### Dataset

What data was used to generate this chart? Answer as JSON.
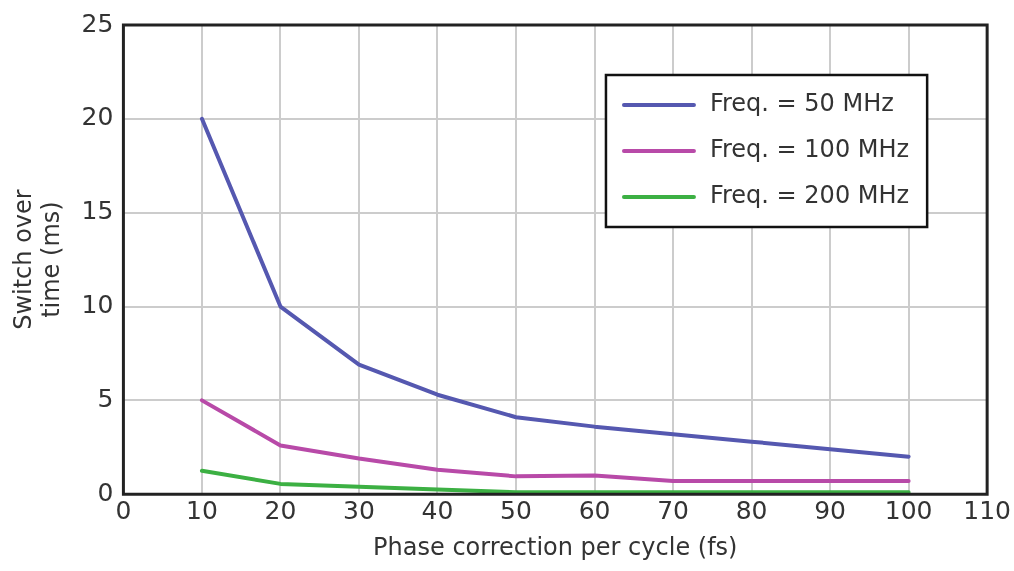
{
  "chart_data": {
    "type": "line",
    "xlabel": "Phase correction per cycle (fs)",
    "ylabel": "Switch over time (ms)",
    "x": [
      10,
      20,
      30,
      40,
      50,
      60,
      70,
      80,
      90,
      100
    ],
    "series": [
      {
        "name": "Freq. = 50 MHz",
        "color": "#5558b0",
        "values": [
          20,
          10,
          6.9,
          5.3,
          4.1,
          3.6,
          3.2,
          2.8,
          2.4,
          2.0
        ]
      },
      {
        "name": "Freq. = 100 MHz",
        "color": "#b84aa8",
        "values": [
          5.0,
          2.6,
          1.9,
          1.3,
          0.95,
          1.0,
          0.7,
          0.7,
          0.7,
          0.7
        ]
      },
      {
        "name": "Freq. = 200 MHz",
        "color": "#3cb043",
        "values": [
          1.25,
          0.55,
          0.4,
          0.25,
          0.1,
          0.1,
          0.1,
          0.1,
          0.1,
          0.1
        ]
      }
    ],
    "xlim": [
      0,
      110
    ],
    "xticks": [
      0,
      10,
      20,
      30,
      40,
      50,
      60,
      70,
      80,
      90,
      100,
      110
    ],
    "ylim": [
      0,
      25
    ],
    "yticks": [
      0,
      5,
      10,
      15,
      20,
      25
    ],
    "grid": true,
    "legend": "top right",
    "marker": "none",
    "line_style": "solid"
  }
}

######

* [Problem]: Pictures are excluded; output everything else in the data verbatim.

* [Reply to the task]:
What data was used to generate this chart? Answer as JSON.
{
  "chart_data": {
    "type": "line",
    "xlabel": "Phase correction per cycle (fs)",
    "ylabel": "Switch over time (ms)",
    "x": [
      10,
      20,
      30,
      40,
      50,
      60,
      70,
      80,
      90,
      100
    ],
    "series": [
      {
        "name": "Freq. = 50 MHz",
        "color": "#5558b0",
        "values": [
          20,
          10,
          6.9,
          5.3,
          4.1,
          3.6,
          3.2,
          2.8,
          2.4,
          2.0
        ]
      },
      {
        "name": "Freq. = 100 MHz",
        "color": "#b84aa8",
        "values": [
          5.0,
          2.6,
          1.9,
          1.3,
          0.95,
          1.0,
          0.7,
          0.7,
          0.7,
          0.7
        ]
      },
      {
        "name": "Freq. = 200 MHz",
        "color": "#3cb043",
        "values": [
          1.25,
          0.55,
          0.4,
          0.25,
          0.1,
          0.1,
          0.1,
          0.1,
          0.1,
          0.1
        ]
      }
    ],
    "xlim": [
      0,
      110
    ],
    "xticks": [
      0,
      10,
      20,
      30,
      40,
      50,
      60,
      70,
      80,
      90,
      100,
      110
    ],
    "ylim": [
      0,
      25
    ],
    "yticks": [
      0,
      5,
      10,
      15,
      20,
      25
    ],
    "grid": true,
    "legend": "top right",
    "marker": "none",
    "line_style": "solid"
  }
}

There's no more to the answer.